Goal of the exercise> Each line below either holds the string "JSON" or doesn't. Count those that do and give only the number.

Extracted records:
## BEGIN

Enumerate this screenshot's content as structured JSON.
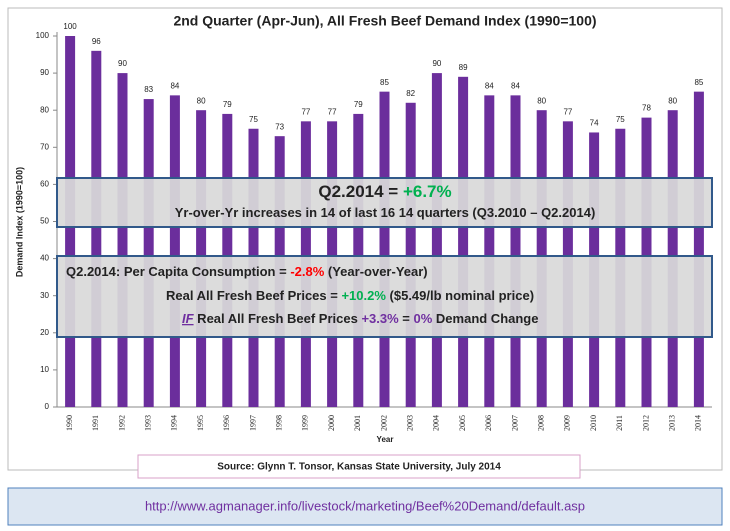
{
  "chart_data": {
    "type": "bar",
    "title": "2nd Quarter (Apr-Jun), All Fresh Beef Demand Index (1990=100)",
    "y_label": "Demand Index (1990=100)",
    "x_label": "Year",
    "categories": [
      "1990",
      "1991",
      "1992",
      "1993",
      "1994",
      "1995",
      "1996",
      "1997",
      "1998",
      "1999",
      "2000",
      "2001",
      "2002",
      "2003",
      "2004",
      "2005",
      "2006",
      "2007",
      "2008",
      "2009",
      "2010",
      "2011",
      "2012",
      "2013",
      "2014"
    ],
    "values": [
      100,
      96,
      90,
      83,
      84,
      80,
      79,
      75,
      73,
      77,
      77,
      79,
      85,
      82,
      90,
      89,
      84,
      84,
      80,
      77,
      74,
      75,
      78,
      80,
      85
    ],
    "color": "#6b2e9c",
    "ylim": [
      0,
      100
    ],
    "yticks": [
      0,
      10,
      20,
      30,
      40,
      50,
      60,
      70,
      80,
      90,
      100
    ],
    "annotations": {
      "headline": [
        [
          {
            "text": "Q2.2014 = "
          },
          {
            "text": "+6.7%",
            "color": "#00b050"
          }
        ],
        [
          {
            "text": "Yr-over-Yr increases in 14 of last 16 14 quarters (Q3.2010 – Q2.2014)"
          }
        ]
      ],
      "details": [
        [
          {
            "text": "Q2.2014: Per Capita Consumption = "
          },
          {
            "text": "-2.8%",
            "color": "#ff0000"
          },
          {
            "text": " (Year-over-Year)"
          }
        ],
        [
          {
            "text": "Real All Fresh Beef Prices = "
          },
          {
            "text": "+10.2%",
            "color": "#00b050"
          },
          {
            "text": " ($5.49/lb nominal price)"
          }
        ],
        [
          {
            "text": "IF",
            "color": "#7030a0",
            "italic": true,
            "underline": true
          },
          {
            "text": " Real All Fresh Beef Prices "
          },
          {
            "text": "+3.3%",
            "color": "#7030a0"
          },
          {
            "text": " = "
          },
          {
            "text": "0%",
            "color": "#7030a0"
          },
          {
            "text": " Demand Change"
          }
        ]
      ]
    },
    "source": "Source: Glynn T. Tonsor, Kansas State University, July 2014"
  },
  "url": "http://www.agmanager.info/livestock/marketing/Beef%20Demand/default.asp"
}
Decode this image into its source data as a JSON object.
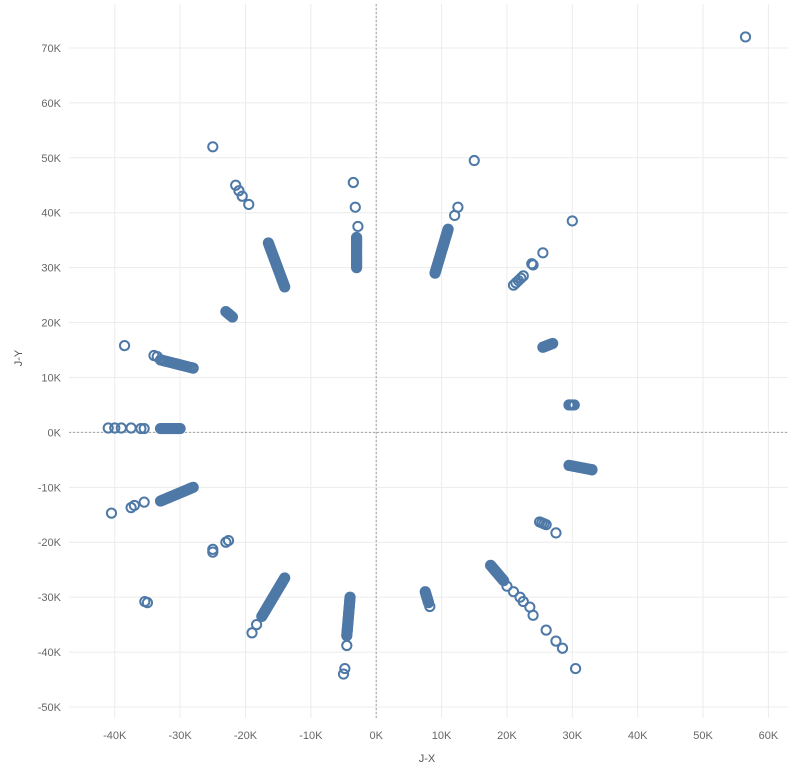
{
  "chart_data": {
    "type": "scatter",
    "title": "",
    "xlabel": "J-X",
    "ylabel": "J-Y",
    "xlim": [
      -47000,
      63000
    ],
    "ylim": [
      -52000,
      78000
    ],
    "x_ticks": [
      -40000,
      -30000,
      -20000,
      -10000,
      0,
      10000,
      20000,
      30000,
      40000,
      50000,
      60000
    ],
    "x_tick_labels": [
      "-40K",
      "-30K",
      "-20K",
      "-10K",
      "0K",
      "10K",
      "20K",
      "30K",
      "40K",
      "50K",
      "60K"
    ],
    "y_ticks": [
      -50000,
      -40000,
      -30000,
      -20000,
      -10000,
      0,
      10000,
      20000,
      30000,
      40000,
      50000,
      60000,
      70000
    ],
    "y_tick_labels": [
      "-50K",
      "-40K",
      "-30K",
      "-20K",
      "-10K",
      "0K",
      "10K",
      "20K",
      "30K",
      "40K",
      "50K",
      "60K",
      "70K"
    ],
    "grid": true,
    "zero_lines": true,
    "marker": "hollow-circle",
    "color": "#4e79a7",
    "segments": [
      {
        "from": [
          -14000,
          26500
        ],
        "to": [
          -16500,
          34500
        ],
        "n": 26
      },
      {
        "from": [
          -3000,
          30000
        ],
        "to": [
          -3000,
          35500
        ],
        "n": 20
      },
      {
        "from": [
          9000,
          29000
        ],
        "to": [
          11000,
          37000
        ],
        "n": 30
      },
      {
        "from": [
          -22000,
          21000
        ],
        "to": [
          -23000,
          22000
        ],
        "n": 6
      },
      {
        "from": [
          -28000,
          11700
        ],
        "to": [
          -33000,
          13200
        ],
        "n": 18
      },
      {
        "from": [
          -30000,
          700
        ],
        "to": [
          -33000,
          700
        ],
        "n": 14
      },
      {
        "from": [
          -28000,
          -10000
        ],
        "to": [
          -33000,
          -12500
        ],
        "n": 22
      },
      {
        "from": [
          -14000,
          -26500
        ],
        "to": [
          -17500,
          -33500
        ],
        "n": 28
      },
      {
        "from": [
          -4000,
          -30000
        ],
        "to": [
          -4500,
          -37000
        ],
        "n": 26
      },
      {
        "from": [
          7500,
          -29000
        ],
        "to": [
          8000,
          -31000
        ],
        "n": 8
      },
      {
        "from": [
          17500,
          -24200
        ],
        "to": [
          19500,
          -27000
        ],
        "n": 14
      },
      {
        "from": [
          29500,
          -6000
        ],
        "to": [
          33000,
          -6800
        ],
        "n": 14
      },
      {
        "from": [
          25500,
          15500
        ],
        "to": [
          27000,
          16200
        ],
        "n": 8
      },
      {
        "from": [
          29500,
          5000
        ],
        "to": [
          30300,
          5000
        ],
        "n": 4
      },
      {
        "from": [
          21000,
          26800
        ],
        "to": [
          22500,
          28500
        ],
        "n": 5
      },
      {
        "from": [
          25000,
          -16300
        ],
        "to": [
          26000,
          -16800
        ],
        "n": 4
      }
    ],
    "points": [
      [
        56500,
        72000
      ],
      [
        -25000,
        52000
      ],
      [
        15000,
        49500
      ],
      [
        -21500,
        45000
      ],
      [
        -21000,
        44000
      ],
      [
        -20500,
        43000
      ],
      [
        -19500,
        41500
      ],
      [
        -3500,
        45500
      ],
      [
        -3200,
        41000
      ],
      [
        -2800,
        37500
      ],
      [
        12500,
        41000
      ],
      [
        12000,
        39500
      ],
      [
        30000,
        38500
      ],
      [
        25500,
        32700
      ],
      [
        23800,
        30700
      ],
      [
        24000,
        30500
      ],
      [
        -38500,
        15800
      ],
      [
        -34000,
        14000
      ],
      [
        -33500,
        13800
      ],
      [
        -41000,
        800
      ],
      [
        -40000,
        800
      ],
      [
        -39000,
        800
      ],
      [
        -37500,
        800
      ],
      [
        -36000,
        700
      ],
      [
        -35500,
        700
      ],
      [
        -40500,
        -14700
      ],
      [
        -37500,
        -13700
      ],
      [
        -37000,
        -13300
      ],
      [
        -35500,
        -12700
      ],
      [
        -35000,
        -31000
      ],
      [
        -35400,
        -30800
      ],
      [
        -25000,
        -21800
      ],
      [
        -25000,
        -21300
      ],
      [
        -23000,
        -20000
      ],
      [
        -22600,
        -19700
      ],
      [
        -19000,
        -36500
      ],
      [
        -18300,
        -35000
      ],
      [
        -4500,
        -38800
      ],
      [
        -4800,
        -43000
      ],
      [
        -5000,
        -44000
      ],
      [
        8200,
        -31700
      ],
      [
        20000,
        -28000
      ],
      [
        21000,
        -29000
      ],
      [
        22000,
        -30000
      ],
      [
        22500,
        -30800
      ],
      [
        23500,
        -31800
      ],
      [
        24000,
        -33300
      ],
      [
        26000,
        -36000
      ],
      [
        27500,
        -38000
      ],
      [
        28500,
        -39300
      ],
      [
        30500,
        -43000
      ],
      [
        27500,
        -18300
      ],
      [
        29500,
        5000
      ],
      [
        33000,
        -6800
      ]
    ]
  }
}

## END
## BEGIN

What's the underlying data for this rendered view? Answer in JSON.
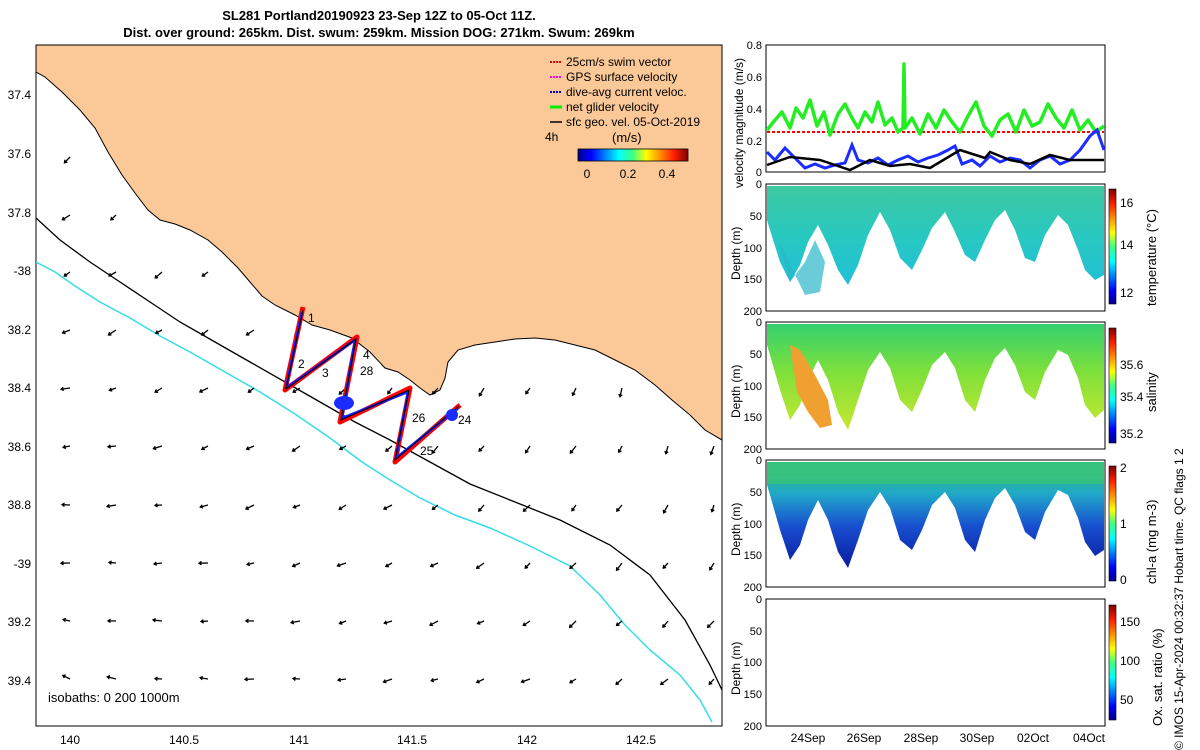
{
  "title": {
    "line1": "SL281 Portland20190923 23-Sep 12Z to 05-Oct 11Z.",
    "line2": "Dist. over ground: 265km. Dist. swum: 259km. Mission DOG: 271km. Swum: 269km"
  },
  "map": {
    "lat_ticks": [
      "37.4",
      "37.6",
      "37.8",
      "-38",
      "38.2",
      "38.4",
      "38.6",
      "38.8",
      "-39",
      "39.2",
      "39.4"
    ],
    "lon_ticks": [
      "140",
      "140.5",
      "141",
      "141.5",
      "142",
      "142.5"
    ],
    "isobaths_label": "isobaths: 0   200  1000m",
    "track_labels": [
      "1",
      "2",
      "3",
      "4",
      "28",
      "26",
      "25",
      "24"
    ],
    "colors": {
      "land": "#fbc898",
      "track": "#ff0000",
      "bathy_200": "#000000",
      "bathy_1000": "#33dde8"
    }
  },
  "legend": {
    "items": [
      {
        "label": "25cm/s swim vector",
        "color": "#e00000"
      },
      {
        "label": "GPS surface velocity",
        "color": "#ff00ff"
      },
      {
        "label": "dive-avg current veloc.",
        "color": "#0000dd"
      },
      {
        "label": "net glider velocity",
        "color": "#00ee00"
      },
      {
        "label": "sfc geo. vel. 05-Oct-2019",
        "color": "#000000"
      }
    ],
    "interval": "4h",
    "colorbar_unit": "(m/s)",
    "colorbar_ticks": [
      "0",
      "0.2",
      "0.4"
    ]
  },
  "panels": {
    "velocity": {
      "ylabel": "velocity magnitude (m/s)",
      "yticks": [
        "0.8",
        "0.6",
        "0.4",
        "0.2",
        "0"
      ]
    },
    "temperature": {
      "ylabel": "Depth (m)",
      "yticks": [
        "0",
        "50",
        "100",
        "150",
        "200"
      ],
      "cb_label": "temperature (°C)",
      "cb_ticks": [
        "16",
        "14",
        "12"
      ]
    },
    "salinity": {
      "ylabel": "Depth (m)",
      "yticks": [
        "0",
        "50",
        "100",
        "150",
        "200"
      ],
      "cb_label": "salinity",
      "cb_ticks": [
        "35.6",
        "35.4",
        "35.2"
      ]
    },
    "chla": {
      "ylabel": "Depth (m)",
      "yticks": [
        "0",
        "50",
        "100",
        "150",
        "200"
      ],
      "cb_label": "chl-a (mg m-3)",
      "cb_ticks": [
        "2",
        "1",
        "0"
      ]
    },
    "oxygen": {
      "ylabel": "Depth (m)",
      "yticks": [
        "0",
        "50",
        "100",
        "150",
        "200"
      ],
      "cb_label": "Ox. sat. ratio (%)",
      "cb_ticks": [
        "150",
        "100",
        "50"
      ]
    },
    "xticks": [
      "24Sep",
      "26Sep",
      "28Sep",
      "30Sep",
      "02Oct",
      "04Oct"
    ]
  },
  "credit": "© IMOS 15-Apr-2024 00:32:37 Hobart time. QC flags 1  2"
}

## END

Written solution> 3